START RECORDS TO USE

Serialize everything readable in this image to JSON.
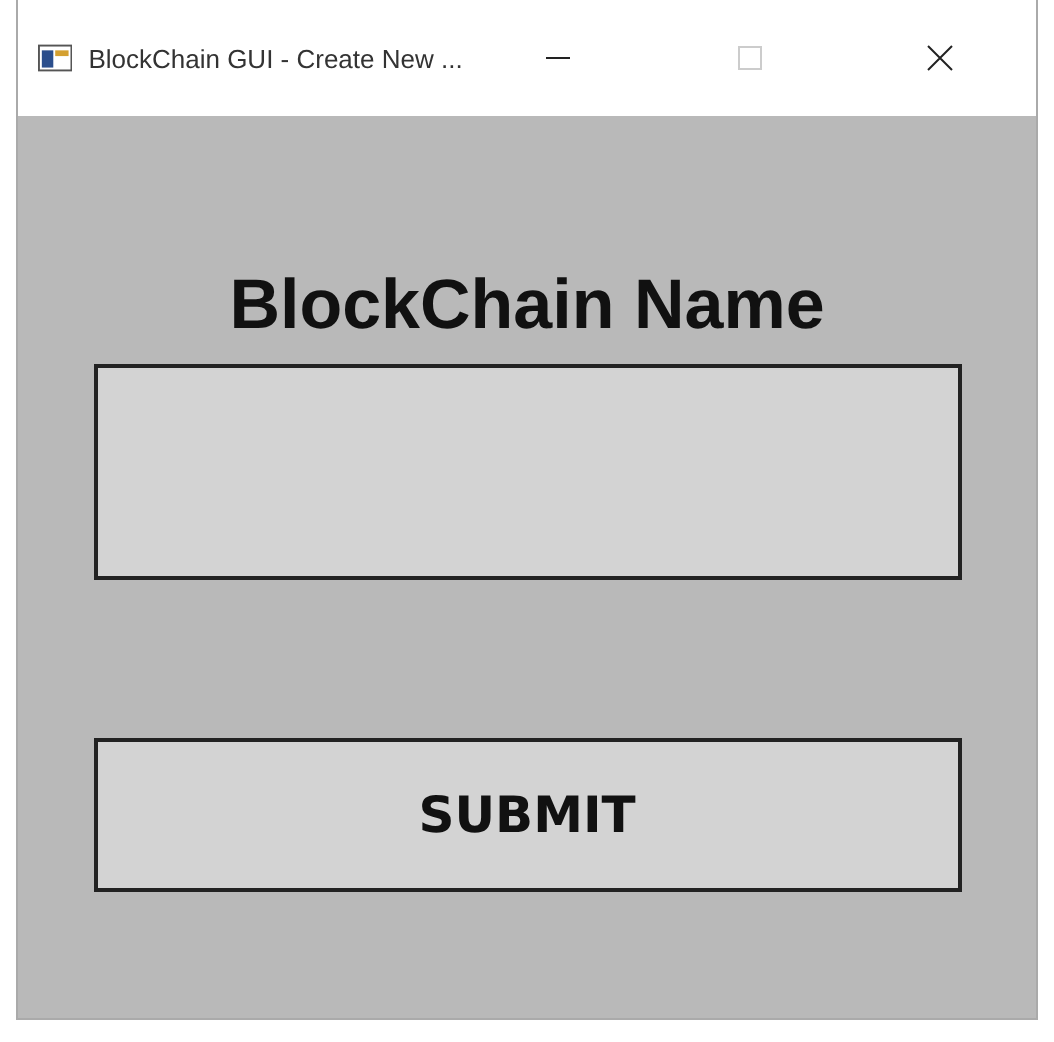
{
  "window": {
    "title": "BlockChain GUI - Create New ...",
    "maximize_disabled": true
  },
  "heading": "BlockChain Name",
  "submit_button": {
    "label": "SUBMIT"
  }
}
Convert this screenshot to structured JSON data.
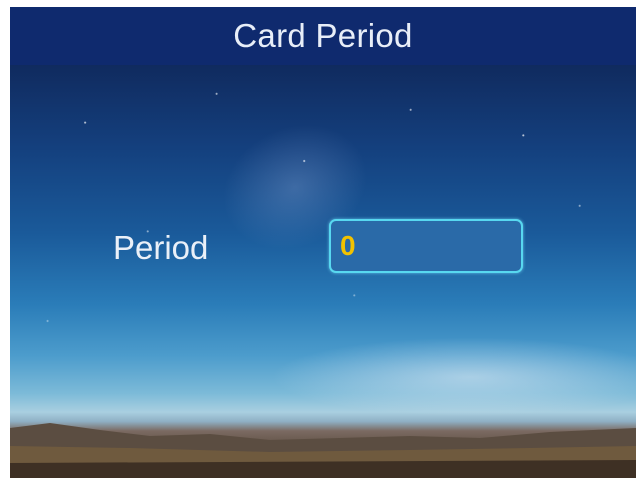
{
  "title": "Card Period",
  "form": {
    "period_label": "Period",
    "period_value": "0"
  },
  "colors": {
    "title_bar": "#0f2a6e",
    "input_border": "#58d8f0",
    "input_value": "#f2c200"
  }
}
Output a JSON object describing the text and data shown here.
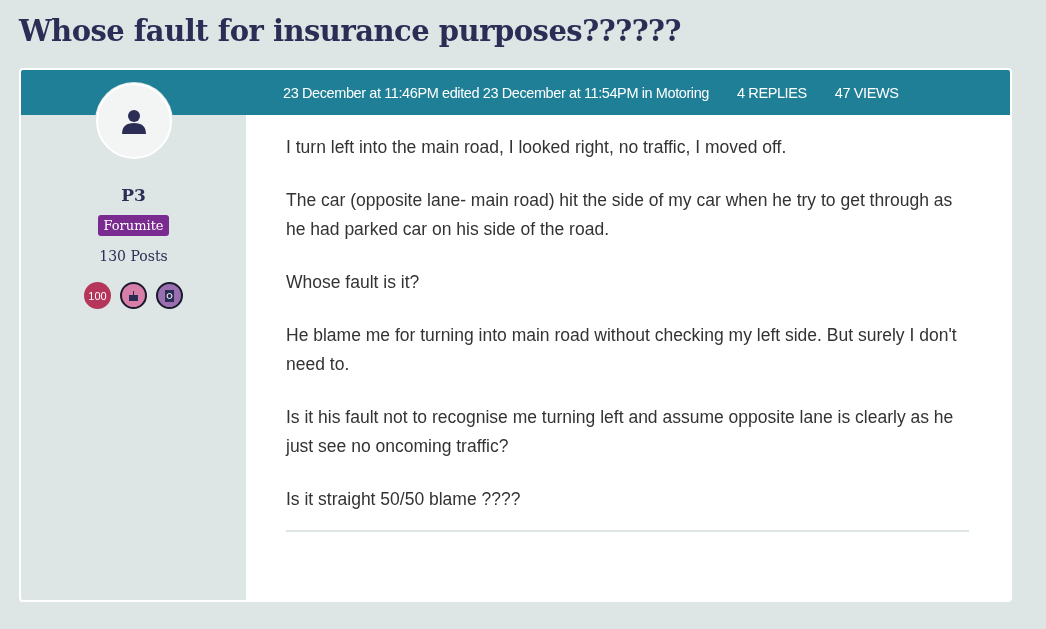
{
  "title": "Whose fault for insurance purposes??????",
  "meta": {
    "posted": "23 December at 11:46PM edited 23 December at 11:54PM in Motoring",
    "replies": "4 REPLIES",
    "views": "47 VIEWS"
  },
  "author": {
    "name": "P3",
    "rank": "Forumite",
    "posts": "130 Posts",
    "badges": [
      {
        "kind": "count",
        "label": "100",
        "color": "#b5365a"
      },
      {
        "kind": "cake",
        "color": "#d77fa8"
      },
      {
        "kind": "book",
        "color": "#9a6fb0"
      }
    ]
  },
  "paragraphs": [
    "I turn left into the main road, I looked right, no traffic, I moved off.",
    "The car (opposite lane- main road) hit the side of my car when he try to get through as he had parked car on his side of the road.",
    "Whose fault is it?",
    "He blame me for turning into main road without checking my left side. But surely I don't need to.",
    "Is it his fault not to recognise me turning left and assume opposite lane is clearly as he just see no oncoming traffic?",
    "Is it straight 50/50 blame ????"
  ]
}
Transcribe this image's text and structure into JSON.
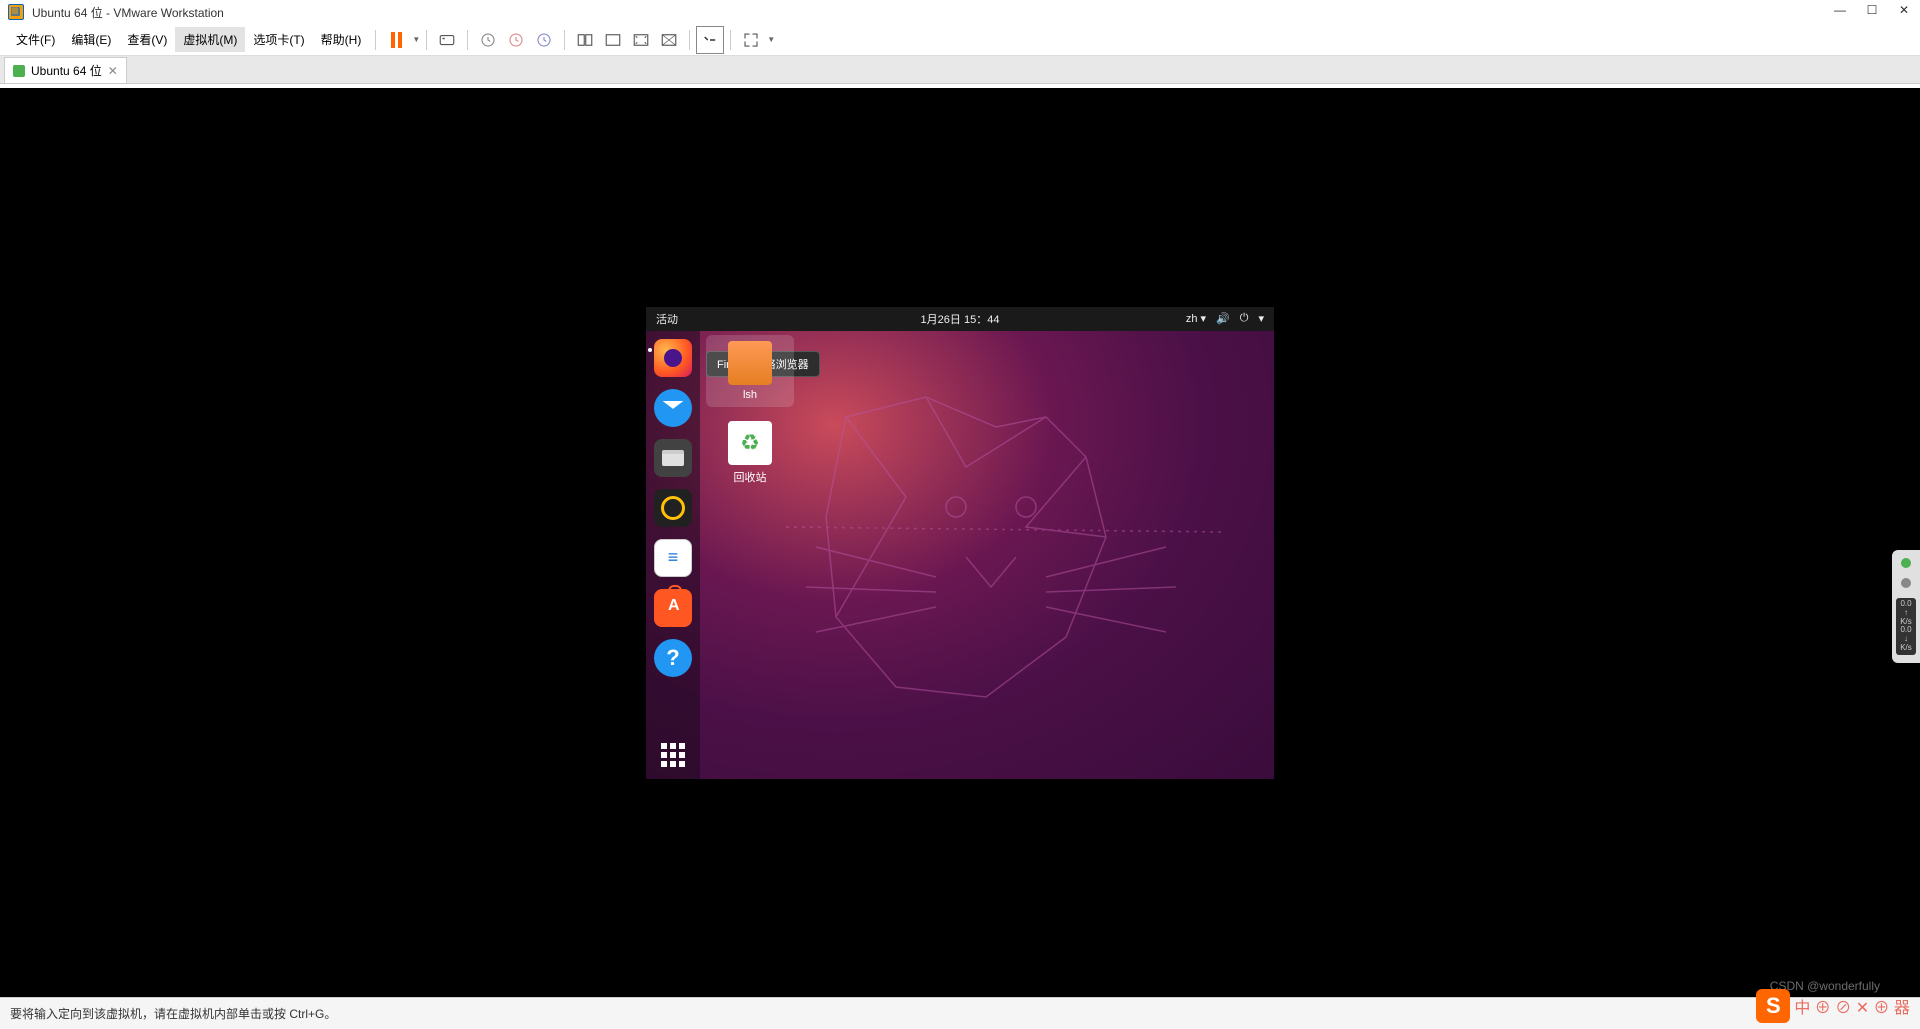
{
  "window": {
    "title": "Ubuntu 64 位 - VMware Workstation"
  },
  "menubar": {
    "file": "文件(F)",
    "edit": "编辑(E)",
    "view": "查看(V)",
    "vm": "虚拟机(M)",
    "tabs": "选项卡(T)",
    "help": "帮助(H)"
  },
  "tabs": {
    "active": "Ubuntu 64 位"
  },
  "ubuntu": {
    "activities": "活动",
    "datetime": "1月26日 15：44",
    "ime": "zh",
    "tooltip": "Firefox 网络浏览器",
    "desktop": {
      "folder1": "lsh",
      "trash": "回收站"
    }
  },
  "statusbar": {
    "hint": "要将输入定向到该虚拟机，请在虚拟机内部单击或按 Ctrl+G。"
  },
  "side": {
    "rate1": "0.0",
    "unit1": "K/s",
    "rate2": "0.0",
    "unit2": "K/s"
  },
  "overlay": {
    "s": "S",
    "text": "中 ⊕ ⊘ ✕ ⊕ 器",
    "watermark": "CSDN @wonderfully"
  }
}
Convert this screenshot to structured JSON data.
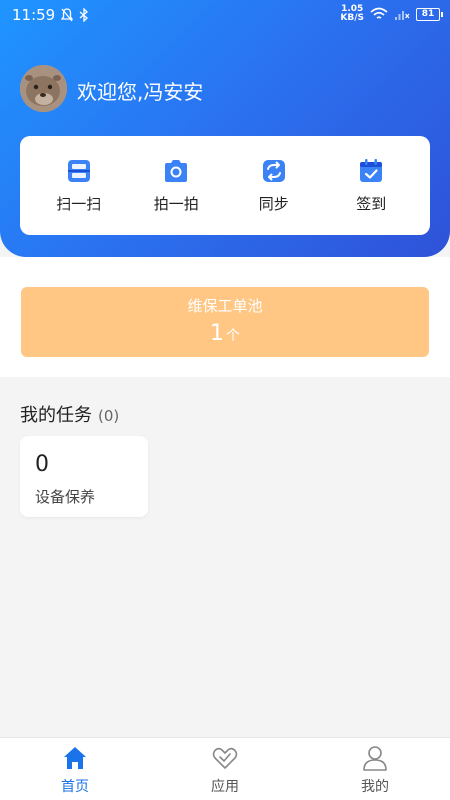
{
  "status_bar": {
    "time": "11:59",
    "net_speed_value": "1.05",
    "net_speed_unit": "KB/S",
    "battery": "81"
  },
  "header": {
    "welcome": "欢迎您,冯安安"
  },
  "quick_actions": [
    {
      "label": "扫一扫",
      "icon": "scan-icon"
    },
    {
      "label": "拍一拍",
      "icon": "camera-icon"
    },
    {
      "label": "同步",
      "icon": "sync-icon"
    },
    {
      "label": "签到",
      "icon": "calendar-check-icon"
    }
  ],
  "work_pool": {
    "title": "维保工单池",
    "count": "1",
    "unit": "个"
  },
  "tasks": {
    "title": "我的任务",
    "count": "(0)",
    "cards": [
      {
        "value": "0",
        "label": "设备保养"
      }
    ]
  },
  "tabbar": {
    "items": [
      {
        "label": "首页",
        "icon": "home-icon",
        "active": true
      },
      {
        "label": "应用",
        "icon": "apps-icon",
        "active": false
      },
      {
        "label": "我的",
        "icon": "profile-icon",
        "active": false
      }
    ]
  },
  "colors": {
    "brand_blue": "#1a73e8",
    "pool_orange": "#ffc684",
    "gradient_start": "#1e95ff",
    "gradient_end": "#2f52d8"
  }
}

END RECORDS TO USE

— WORK INSTRUCTIONS —
Repeat all of the entries word for word, but omit the pictures.

— EXERCISE RESPONSE —
Serialize everything readable in this image to JSON.
{
  "window": {
    "title": "BlockChain GUI - Create New ...",
    "maximize_disabled": true
  },
  "heading": "BlockChain Name",
  "submit_button": {
    "label": "SUBMIT"
  }
}
Convert this screenshot to structured JSON data.
{
  "title": "Card Period",
  "form": {
    "period_label": "Period",
    "period_value": "0"
  },
  "colors": {
    "title_bar": "#0f2a6e",
    "input_border": "#58d8f0",
    "input_value": "#f2c200"
  }
}
Output a JSON object describing the text and data shown here.
{
  "title": "Whose fault for insurance purposes??????",
  "meta": {
    "posted": "23 December at 11:46PM edited 23 December at 11:54PM in Motoring",
    "replies": "4 REPLIES",
    "views": "47 VIEWS"
  },
  "author": {
    "name": "P3",
    "rank": "Forumite",
    "posts": "130 Posts",
    "badges": [
      {
        "kind": "count",
        "label": "100",
        "color": "#b5365a"
      },
      {
        "kind": "cake",
        "color": "#d77fa8"
      },
      {
        "kind": "book",
        "color": "#9a6fb0"
      }
    ]
  },
  "paragraphs": [
    "I turn left into the main road, I looked right, no traffic, I moved off.",
    "The car (opposite lane- main road) hit the side of my car when he try to get through as he had parked car on his side of the road.",
    "Whose fault is it?",
    "He blame me for turning into main road without checking my left side. But surely I don't need to.",
    "Is it his fault not to recognise me turning left and assume opposite lane is clearly as he just see no oncoming traffic?",
    "Is it straight 50/50 blame ????"
  ]
}
Transcribe this image's text and structure into JSON.
{
  "window": {
    "title": "Ubuntu 64 位 - VMware Workstation"
  },
  "menubar": {
    "file": "文件(F)",
    "edit": "编辑(E)",
    "view": "查看(V)",
    "vm": "虚拟机(M)",
    "tabs": "选项卡(T)",
    "help": "帮助(H)"
  },
  "tabs": {
    "active": "Ubuntu 64 位"
  },
  "ubuntu": {
    "activities": "活动",
    "datetime": "1月26日 15：44",
    "ime": "zh",
    "tooltip": "Firefox 网络浏览器",
    "desktop": {
      "folder1": "lsh",
      "trash": "回收站"
    }
  },
  "statusbar": {
    "hint": "要将输入定向到该虚拟机，请在虚拟机内部单击或按 Ctrl+G。"
  },
  "side": {
    "rate1": "0.0",
    "unit1": "K/s",
    "rate2": "0.0",
    "unit2": "K/s"
  },
  "overlay": {
    "s": "S",
    "text": "中 ⊕ ⊘ ✕ ⊕ 器",
    "watermark": "CSDN @wonderfully"
  }
}
Convert this screenshot to structured JSON data.
{
  "status_bar": {
    "time": "11:59",
    "net_speed_value": "1.05",
    "net_speed_unit": "KB/S",
    "battery": "81"
  },
  "header": {
    "welcome": "欢迎您,冯安安"
  },
  "quick_actions": [
    {
      "label": "扫一扫",
      "icon": "scan-icon"
    },
    {
      "label": "拍一拍",
      "icon": "camera-icon"
    },
    {
      "label": "同步",
      "icon": "sync-icon"
    },
    {
      "label": "签到",
      "icon": "calendar-check-icon"
    }
  ],
  "work_pool": {
    "title": "维保工单池",
    "count": "1",
    "unit": "个"
  },
  "tasks": {
    "title": "我的任务",
    "count": "(0)",
    "cards": [
      {
        "value": "0",
        "label": "设备保养"
      }
    ]
  },
  "tabbar": {
    "items": [
      {
        "label": "首页",
        "icon": "home-icon",
        "active": true
      },
      {
        "label": "应用",
        "icon": "apps-icon",
        "active": false
      },
      {
        "label": "我的",
        "icon": "profile-icon",
        "active": false
      }
    ]
  },
  "colors": {
    "brand_blue": "#1a73e8",
    "pool_orange": "#ffc684",
    "gradient_start": "#1e95ff",
    "gradient_end": "#2f52d8"
  }
}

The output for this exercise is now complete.